**Written exercise**
Locate every line in the records below that holds the word "الحديث" and return each one.

**Material provided**
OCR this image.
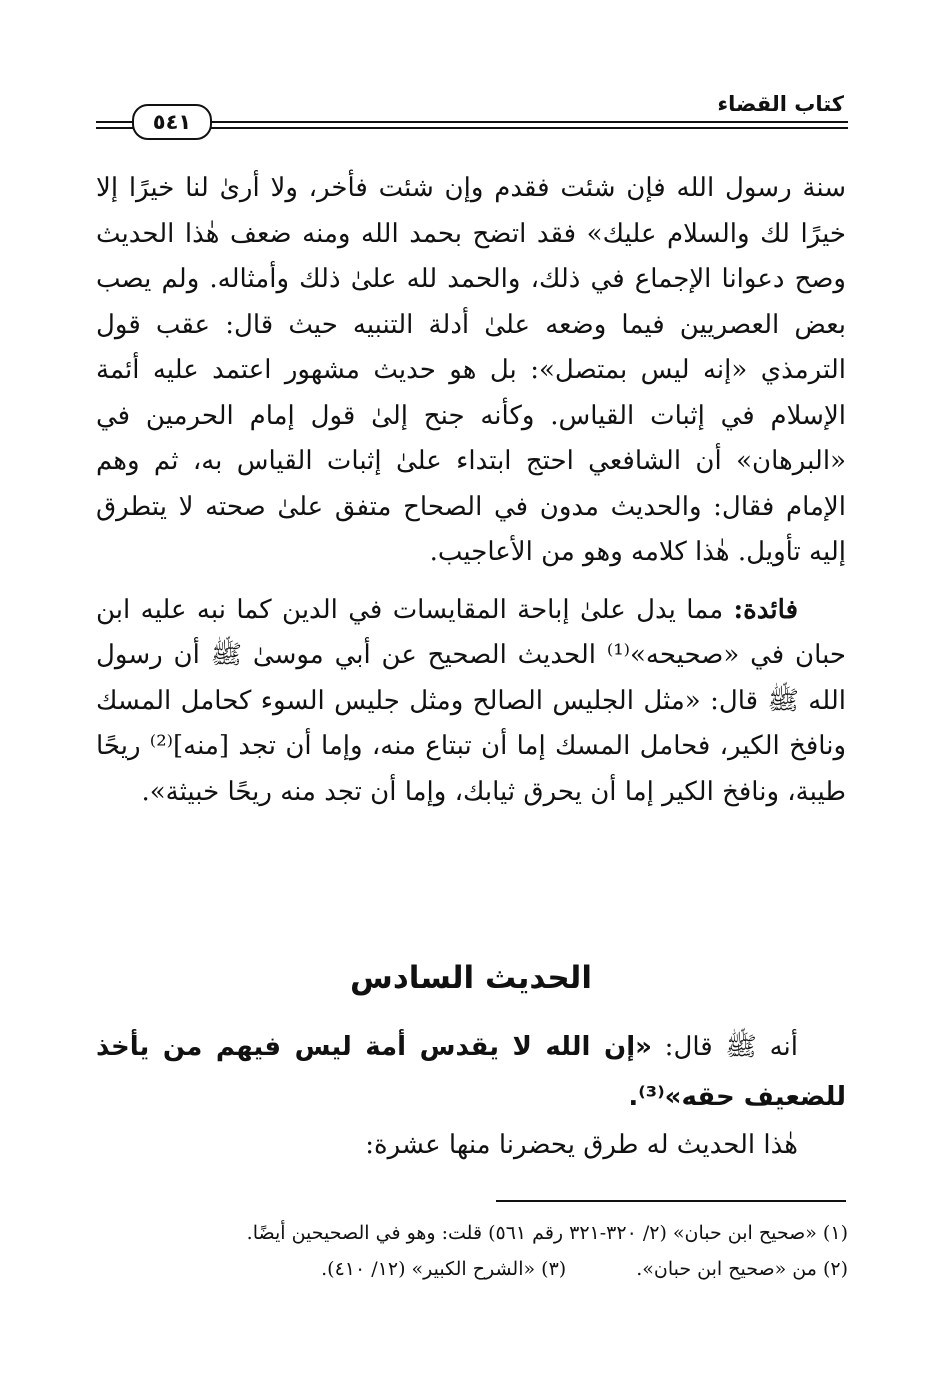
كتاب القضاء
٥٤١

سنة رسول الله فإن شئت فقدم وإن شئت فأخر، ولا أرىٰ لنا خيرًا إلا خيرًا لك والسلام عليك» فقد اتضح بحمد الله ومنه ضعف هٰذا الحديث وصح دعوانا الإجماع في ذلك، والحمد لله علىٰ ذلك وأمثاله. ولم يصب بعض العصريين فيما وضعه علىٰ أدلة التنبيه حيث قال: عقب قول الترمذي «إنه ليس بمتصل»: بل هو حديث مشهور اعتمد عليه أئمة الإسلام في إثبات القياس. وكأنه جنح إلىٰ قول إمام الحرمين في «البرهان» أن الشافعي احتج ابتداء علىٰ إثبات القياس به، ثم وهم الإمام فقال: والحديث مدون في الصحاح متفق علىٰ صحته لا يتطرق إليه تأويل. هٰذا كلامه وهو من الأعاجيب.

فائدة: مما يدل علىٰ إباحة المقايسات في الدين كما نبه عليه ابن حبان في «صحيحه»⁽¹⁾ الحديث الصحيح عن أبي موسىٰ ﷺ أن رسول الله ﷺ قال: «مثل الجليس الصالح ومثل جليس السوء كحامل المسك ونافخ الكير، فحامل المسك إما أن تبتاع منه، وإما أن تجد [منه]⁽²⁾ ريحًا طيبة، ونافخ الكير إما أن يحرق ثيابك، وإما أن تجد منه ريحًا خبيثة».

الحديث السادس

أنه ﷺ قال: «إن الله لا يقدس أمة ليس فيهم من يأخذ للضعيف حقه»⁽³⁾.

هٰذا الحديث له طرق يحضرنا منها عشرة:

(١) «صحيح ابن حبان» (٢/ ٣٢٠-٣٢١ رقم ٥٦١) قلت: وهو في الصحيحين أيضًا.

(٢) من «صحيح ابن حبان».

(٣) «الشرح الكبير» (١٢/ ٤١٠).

* * *

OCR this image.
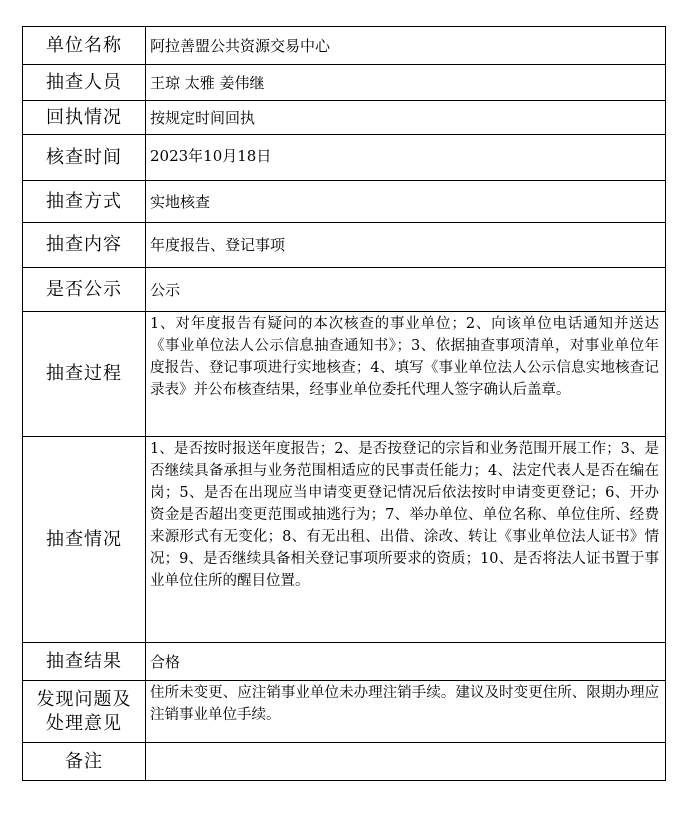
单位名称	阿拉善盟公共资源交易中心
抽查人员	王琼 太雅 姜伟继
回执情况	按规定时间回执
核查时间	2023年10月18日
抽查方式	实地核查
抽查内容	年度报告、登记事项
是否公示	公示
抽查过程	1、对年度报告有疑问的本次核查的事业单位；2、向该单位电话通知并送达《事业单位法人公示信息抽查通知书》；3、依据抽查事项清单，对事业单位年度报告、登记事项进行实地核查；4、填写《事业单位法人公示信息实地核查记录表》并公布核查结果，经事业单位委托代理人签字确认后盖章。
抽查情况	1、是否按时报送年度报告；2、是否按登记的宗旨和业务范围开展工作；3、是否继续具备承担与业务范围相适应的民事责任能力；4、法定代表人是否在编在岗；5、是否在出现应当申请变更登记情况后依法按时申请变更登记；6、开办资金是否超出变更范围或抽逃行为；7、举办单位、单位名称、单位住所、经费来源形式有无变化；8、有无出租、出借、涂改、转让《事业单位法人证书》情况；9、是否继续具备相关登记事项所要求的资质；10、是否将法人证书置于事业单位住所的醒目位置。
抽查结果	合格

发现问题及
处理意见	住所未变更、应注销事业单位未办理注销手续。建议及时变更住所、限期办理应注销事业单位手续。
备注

**The reply**
سنة رسول الله فإن شئت فقدم وإن شئت فأخر، ولا أرىٰ لنا خيرًا إلا خيرًا لك والسلام عليك» فقد اتضح بحمد الله ومنه ضعف هٰذا الحديث وصح دعوانا الإجماع في ذلك، والحمد لله علىٰ ذلك وأمثاله. ولم يصب بعض العصريين فيما وضعه علىٰ أدلة التنبيه حيث قال: عقب قول الترمذي «إنه ليس بمتصل»: بل هو حديث مشهور اعتمد عليه أئمة الإسلام في إثبات القياس. وكأنه جنح إلىٰ قول إمام الحرمين في «البرهان» أن الشافعي احتج ابتداء علىٰ إثبات القياس به، ثم وهم الإمام فقال: والحديث مدون في الصحاح متفق علىٰ صحته لا يتطرق إليه تأويل. هٰذا كلامه وهو من الأعاجيب.
فائدة: مما يدل علىٰ إباحة المقايسات في الدين كما نبه عليه ابن حبان في «صحيحه»⁽¹⁾ الحديث الصحيح عن أبي موسىٰ ﷺ أن رسول الله ﷺ قال: «مثل الجليس الصالح ومثل جليس السوء كحامل المسك ونافخ الكير، فحامل المسك إما أن تبتاع منه، وإما أن تجد [منه]⁽²⁾ ريحًا طيبة، ونافخ الكير إما أن يحرق ثيابك، وإما أن تجد منه ريحًا خبيثة».
الحديث السادس
هٰذا الحديث له طرق يحضرنا منها عشرة:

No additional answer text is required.